** begin Data in this exercise **

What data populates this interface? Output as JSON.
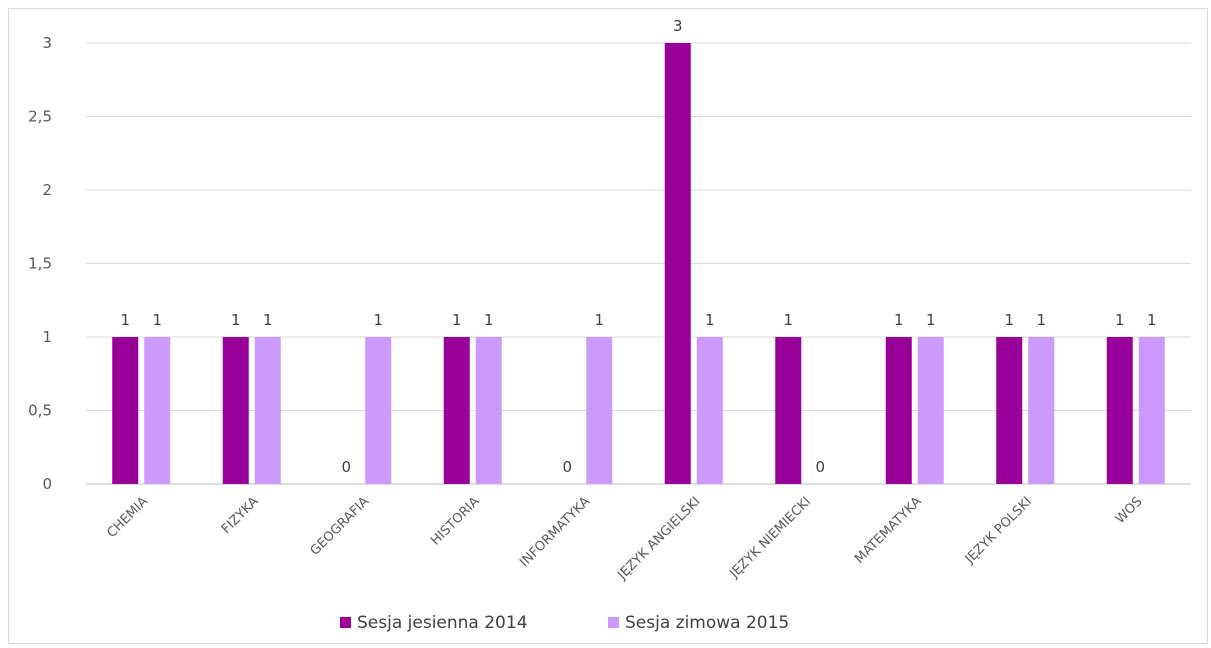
{
  "chart_data": {
    "type": "bar",
    "categories": [
      "CHEMIA",
      "FIZYKA",
      "GEOGRAFIA",
      "HISTORIA",
      "INFORMATYKA",
      "JĘZYK ANGIELSKI",
      "JĘZYK NIEMIECKI",
      "MATEMATYKA",
      "JĘZYK POLSKI",
      "WOS"
    ],
    "series": [
      {
        "name": "Sesja jesienna 2014",
        "color": "#990099",
        "values": [
          1,
          1,
          0,
          1,
          0,
          3,
          1,
          1,
          1,
          1
        ]
      },
      {
        "name": "Sesja zimowa 2015",
        "color": "#cc99ff",
        "values": [
          1,
          1,
          1,
          1,
          1,
          1,
          0,
          1,
          1,
          1
        ]
      }
    ],
    "y_ticks": [
      "0",
      "0,5",
      "1",
      "1,5",
      "2",
      "2,5",
      "3"
    ],
    "ylim": [
      0,
      3
    ],
    "grid": true,
    "legend_position": "bottom",
    "data_labels": true
  }
}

** end Data in this exercise **

Problem requirements
Leave out all images, then reproduce the entries above exactly.

Answer to the exercise
What data populates this interface? Output as JSON.
{
  "chart_data": {
    "type": "bar",
    "categories": [
      "CHEMIA",
      "FIZYKA",
      "GEOGRAFIA",
      "HISTORIA",
      "INFORMATYKA",
      "JĘZYK ANGIELSKI",
      "JĘZYK NIEMIECKI",
      "MATEMATYKA",
      "JĘZYK POLSKI",
      "WOS"
    ],
    "series": [
      {
        "name": "Sesja jesienna 2014",
        "color": "#990099",
        "values": [
          1,
          1,
          0,
          1,
          0,
          3,
          1,
          1,
          1,
          1
        ]
      },
      {
        "name": "Sesja zimowa 2015",
        "color": "#cc99ff",
        "values": [
          1,
          1,
          1,
          1,
          1,
          1,
          0,
          1,
          1,
          1
        ]
      }
    ],
    "y_ticks": [
      "0",
      "0,5",
      "1",
      "1,5",
      "2",
      "2,5",
      "3"
    ],
    "ylim": [
      0,
      3
    ],
    "grid": true,
    "legend_position": "bottom",
    "data_labels": true
  }
}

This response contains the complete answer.